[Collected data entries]
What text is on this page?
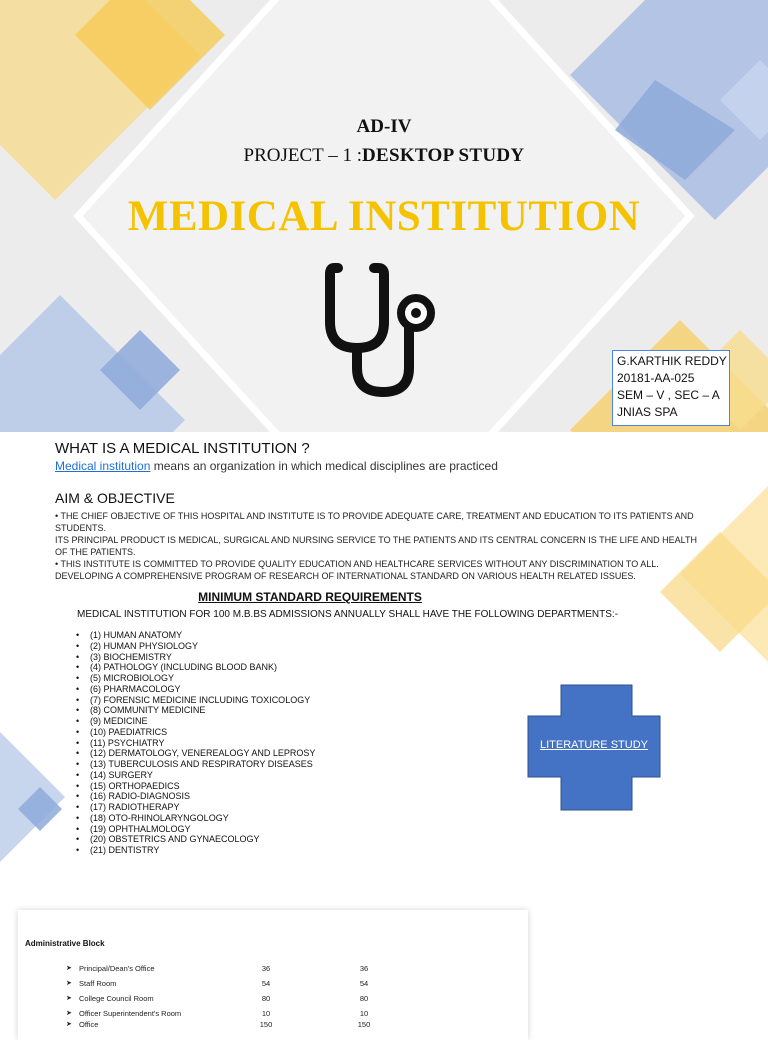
AD-IV
PROJECT – 1 :DESKTOP STUDY
MEDICAL INSTITUTION
G.KARTHIK REDDY
20181-AA-025
SEM – V , SEC – A
JNIAS SPA
WHAT IS A MEDICAL INSTITUTION ?
Medical institution means an organization in which medical disciplines are practiced
AIM & OBJECTIVE
• THE CHIEF OBJECTIVE OF THIS HOSPITAL AND INSTITUTE IS TO PROVIDE ADEQUATE CARE, TREATMENT AND EDUCATION TO ITS PATIENTS AND STUDENTS.
ITS PRINCIPAL PRODUCT IS MEDICAL, SURGICAL AND NURSING SERVICE TO THE PATIENTS AND ITS CENTRAL CONCERN IS THE LIFE AND HEALTH OF THE PATIENTS.
• THIS INSTITUTE IS COMMITTED TO PROVIDE QUALITY EDUCATION AND HEALTHCARE SERVICES WITHOUT ANY DISCRIMINATION TO ALL.
DEVELOPING A COMPREHENSIVE PROGRAM OF RESEARCH OF INTERNATIONAL STANDARD ON VARIOUS HEALTH RELATED ISSUES.
MINIMUM STANDARD REQUIREMENTS
MEDICAL INSTITUTION FOR 100 M.B.BS ADMISSIONS ANNUALLY SHALL HAVE THE FOLLOWING DEPARTMENTS:-
• (1) HUMAN ANATOMY
• (2) HUMAN PHYSIOLOGY
• (3) BIOCHEMISTRY
• (4) PATHOLOGY (INCLUDING BLOOD BANK)
• (5) MICROBIOLOGY
• (6) PHARMACOLOGY
• (7) FORENSIC MEDICINE INCLUDING TOXICOLOGY
• (8) COMMUNITY MEDICINE
• (9) MEDICINE
• (10) PAEDIATRICS
• (11) PSYCHIATRY
• (12) DERMATOLOGY, VENEREALOGY AND LEPROSY
• (13) TUBERCULOSIS AND RESPIRATORY DISEASES
• (14) SURGERY
• (15) ORTHOPAEDICS
• (16) RADIO-DIAGNOSIS
• (17) RADIOTHERAPY
• (18) OTO-RHINOLARYNGOLOGY
• (19) OPHTHALMOLOGY
• (20) OBSTETRICS AND GYNAECOLOGY
• (21) DENTISTRY
LITERATURE STUDY
Administrative Block
➤ Principal/Dean's Office	36	36
➤ Staff Room	54	54
➤ College Council Room	80	80
➤ Officer Superintendent's Room	10	10
➤ Office	150	150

### AIM OF THE TASK
Exactly how many lines of the records hold "OBJECTIVE"? Give the number without any words.

### ANSWER TO THIS EXERCISE
2